• [WHAT IS REQUIRED]: Find every line containing the word "best" in the records below; report only how many there are.

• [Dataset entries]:
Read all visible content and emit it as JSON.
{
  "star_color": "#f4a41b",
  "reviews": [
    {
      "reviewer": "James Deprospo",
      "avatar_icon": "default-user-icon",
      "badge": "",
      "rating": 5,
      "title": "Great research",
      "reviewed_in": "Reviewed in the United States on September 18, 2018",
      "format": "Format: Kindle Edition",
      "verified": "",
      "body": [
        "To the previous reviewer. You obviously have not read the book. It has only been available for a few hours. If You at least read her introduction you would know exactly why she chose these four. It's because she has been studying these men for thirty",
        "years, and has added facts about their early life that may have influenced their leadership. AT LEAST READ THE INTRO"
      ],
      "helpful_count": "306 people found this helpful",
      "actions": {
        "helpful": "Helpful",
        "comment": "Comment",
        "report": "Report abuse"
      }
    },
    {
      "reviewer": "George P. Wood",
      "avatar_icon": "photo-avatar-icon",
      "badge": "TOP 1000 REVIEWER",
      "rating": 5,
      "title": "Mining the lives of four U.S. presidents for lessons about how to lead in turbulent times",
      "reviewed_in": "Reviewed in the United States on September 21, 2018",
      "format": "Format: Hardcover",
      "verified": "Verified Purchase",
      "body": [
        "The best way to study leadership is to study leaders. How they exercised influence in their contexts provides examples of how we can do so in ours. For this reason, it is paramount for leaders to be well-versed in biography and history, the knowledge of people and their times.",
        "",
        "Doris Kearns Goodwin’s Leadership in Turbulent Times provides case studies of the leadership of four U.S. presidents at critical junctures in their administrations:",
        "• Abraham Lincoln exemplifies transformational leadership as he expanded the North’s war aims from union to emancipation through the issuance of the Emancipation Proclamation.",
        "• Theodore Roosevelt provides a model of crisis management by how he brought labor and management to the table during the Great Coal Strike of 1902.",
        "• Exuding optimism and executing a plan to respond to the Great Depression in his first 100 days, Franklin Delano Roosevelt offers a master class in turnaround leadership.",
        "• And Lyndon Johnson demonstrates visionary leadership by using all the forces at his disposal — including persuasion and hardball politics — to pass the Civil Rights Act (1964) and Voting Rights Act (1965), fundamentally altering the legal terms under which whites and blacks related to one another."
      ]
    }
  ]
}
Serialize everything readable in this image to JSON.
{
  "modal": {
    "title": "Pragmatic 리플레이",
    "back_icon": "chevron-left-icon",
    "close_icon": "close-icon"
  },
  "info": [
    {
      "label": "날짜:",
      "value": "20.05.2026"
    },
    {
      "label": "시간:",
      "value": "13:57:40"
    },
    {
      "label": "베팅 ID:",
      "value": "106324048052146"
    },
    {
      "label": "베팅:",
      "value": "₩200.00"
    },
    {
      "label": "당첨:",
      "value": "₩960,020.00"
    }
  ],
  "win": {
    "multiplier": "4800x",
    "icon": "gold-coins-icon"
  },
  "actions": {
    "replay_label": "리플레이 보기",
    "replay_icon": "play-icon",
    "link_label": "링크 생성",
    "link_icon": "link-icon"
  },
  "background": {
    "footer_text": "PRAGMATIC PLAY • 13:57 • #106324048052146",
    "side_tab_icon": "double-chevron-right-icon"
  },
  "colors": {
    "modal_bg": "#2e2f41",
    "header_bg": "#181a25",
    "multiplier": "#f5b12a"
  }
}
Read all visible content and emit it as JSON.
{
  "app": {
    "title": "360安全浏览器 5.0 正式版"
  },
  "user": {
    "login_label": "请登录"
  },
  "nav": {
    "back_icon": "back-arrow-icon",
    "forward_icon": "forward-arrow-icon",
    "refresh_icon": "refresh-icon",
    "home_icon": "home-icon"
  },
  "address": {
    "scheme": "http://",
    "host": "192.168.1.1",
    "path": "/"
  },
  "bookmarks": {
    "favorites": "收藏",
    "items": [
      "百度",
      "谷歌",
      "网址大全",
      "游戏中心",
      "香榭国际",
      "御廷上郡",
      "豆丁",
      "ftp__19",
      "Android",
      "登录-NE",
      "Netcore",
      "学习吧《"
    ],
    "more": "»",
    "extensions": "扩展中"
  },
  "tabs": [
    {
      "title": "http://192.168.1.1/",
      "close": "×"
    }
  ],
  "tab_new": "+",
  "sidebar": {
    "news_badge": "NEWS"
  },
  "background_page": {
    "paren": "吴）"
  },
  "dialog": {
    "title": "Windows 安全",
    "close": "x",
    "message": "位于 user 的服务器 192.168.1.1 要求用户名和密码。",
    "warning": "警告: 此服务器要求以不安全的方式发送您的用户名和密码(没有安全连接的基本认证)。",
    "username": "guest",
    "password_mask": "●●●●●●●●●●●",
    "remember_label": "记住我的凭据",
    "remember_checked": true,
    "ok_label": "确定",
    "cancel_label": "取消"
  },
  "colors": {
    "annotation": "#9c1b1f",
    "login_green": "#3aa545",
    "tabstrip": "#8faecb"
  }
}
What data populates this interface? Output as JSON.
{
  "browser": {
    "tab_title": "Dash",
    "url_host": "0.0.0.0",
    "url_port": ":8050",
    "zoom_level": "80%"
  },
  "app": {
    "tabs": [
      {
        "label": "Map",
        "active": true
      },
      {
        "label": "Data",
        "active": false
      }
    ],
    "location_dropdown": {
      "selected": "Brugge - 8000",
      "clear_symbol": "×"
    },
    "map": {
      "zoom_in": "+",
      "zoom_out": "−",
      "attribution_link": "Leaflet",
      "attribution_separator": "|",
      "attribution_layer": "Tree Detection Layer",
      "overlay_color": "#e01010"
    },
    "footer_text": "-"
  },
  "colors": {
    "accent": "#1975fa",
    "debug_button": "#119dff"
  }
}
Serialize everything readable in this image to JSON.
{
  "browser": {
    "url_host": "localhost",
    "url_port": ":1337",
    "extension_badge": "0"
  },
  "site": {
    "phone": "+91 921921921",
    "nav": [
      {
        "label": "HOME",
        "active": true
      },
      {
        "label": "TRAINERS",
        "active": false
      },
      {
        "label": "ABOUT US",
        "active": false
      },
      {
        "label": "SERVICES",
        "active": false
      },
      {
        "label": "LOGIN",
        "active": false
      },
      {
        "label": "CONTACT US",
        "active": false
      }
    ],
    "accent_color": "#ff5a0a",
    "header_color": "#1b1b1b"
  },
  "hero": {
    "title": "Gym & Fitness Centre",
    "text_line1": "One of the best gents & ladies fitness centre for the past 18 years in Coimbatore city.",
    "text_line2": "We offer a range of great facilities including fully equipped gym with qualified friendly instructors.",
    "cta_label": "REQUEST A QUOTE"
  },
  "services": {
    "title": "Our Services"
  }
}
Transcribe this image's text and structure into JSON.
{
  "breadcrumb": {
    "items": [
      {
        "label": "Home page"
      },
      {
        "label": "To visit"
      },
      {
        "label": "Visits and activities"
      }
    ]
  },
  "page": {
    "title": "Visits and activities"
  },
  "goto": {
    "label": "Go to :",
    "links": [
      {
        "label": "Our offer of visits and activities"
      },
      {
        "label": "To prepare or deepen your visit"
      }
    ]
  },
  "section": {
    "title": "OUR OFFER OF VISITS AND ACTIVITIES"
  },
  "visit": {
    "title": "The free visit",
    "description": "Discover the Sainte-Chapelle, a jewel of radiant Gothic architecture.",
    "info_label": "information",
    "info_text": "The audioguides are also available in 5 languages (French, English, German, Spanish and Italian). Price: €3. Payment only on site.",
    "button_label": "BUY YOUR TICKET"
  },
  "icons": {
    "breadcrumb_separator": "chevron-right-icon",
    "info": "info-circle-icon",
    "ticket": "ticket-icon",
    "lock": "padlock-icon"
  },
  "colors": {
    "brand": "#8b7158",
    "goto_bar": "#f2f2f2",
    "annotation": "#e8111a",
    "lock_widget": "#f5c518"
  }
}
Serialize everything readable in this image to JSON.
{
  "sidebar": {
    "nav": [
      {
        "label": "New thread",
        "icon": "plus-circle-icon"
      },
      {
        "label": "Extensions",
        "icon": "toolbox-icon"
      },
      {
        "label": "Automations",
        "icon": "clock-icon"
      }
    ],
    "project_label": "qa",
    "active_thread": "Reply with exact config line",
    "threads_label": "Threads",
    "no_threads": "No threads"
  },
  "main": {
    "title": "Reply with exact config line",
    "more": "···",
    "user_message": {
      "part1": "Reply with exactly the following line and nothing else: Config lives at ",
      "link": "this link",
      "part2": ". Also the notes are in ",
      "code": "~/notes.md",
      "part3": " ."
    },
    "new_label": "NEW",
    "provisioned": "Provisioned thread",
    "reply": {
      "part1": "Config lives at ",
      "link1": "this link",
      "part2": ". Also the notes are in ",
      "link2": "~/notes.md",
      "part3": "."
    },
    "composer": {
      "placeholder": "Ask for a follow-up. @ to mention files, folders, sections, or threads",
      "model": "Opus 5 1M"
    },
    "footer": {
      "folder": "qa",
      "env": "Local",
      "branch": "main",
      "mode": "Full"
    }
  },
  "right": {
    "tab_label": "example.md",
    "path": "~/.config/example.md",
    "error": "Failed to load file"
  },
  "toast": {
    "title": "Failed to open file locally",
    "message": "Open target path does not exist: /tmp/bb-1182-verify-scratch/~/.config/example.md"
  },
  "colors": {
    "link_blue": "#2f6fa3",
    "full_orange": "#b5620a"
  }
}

• [THE OUTPUT]: 2